## Task prompt
Set down the full listing exactly, character for character.

## Exercise materials
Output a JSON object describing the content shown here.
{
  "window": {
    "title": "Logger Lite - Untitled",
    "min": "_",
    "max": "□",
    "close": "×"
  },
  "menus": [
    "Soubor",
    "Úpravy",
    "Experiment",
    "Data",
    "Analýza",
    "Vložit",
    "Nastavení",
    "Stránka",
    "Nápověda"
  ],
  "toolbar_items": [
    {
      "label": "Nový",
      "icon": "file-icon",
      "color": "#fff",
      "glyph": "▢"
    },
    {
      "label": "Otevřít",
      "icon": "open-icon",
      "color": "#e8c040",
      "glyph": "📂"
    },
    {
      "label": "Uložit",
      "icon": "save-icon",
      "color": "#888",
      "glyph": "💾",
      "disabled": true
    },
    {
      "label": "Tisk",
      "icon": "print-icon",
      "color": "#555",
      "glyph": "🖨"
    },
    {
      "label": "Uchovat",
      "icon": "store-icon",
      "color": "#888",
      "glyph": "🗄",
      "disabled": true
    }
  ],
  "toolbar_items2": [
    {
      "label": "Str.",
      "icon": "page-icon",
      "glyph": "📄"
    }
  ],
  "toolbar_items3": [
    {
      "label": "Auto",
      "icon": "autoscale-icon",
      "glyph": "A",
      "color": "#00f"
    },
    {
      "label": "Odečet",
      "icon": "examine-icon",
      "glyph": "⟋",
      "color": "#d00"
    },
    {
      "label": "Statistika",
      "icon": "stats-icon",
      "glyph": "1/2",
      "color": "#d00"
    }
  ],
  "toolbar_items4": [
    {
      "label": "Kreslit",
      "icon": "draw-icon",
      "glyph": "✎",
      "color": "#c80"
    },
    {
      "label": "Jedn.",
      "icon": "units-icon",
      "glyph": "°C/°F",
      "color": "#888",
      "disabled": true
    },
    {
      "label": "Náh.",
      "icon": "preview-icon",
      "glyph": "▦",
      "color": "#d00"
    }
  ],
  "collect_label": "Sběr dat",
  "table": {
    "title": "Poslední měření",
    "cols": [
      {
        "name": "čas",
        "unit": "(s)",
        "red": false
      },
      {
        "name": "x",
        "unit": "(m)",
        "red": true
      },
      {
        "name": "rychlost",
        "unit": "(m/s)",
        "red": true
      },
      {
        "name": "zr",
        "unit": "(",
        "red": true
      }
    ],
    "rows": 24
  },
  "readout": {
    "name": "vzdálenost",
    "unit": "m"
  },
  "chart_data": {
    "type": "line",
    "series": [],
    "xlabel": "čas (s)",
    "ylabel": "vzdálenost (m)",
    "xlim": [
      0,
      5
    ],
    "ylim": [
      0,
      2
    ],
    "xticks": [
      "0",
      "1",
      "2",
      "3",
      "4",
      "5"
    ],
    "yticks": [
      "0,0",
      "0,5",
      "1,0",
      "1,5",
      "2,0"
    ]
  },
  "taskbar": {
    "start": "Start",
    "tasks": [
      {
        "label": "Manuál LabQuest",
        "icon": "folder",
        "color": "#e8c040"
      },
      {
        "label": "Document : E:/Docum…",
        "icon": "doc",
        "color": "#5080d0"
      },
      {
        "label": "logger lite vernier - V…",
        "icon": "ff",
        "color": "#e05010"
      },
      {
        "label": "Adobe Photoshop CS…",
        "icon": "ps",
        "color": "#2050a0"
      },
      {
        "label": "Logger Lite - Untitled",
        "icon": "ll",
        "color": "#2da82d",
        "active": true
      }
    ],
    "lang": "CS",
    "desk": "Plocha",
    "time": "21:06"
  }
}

## Finished exercise
Output a JSON object describing the content shown here.
{
  "window": {
    "title": "Logger Lite - Untitled",
    "min": "_",
    "max": "□",
    "close": "×"
  },
  "menus": [
    "Soubor",
    "Úpravy",
    "Experiment",
    "Data",
    "Analýza",
    "Vložit",
    "Nastavení",
    "Stránka",
    "Nápověda"
  ],
  "toolbar_items": [
    {
      "label": "Nový",
      "icon": "file-icon",
      "color": "#fff",
      "glyph": "▢"
    },
    {
      "label": "Otevřít",
      "icon": "open-icon",
      "color": "#e8c040",
      "glyph": "📂"
    },
    {
      "label": "Uložit",
      "icon": "save-icon",
      "color": "#888",
      "glyph": "💾",
      "disabled": true
    },
    {
      "label": "Tisk",
      "icon": "print-icon",
      "color": "#555",
      "glyph": "🖨"
    },
    {
      "label": "Uchovat",
      "icon": "store-icon",
      "color": "#888",
      "glyph": "🗄",
      "disabled": true
    }
  ],
  "toolbar_items2": [
    {
      "label": "Str.",
      "icon": "page-icon",
      "glyph": "📄"
    }
  ],
  "toolbar_items3": [
    {
      "label": "Auto",
      "icon": "autoscale-icon",
      "glyph": "A",
      "color": "#00f"
    },
    {
      "label": "Odečet",
      "icon": "examine-icon",
      "glyph": "⟋",
      "color": "#d00"
    },
    {
      "label": "Statistika",
      "icon": "stats-icon",
      "glyph": "1/2",
      "color": "#d00"
    }
  ],
  "toolbar_items4": [
    {
      "label": "Kreslit",
      "icon": "draw-icon",
      "glyph": "✎",
      "color": "#c80"
    },
    {
      "label": "Jedn.",
      "icon": "units-icon",
      "glyph": "°C/°F",
      "color": "#888",
      "disabled": true
    },
    {
      "label": "Náh.",
      "icon": "preview-icon",
      "glyph": "▦",
      "color": "#d00"
    }
  ],
  "collect_label": "Sběr dat",
  "table": {
    "title": "Poslední měření",
    "cols": [
      {
        "name": "čas",
        "unit": "(s)",
        "red": false
      },
      {
        "name": "x",
        "unit": "(m)",
        "red": true
      },
      {
        "name": "rychlost",
        "unit": "(m/s)",
        "red": true
      },
      {
        "name": "zr",
        "unit": "(",
        "red": true
      }
    ],
    "rows": 24
  },
  "readout": {
    "name": "vzdálenost",
    "unit": "m"
  },
  "chart_data": {
    "type": "line",
    "series": [],
    "xlabel": "čas (s)",
    "ylabel": "vzdálenost (m)",
    "xlim": [
      0,
      5
    ],
    "ylim": [
      0,
      2
    ],
    "xticks": [
      "0",
      "1",
      "2",
      "3",
      "4",
      "5"
    ],
    "yticks": [
      "0,0",
      "0,5",
      "1,0",
      "1,5",
      "2,0"
    ]
  },
  "taskbar": {
    "start": "Start",
    "tasks": [
      {
        "label": "Manuál LabQuest",
        "icon": "folder",
        "color": "#e8c040"
      },
      {
        "label": "Document : E:/Docum…",
        "icon": "doc",
        "color": "#5080d0"
      },
      {
        "label": "logger lite vernier - V…",
        "icon": "ff",
        "color": "#e05010"
      },
      {
        "label": "Adobe Photoshop CS…",
        "icon": "ps",
        "color": "#2050a0"
      },
      {
        "label": "Logger Lite - Untitled",
        "icon": "ll",
        "color": "#2da82d",
        "active": true
      }
    ],
    "lang": "CS",
    "desk": "Plocha",
    "time": "21:06"
  }
}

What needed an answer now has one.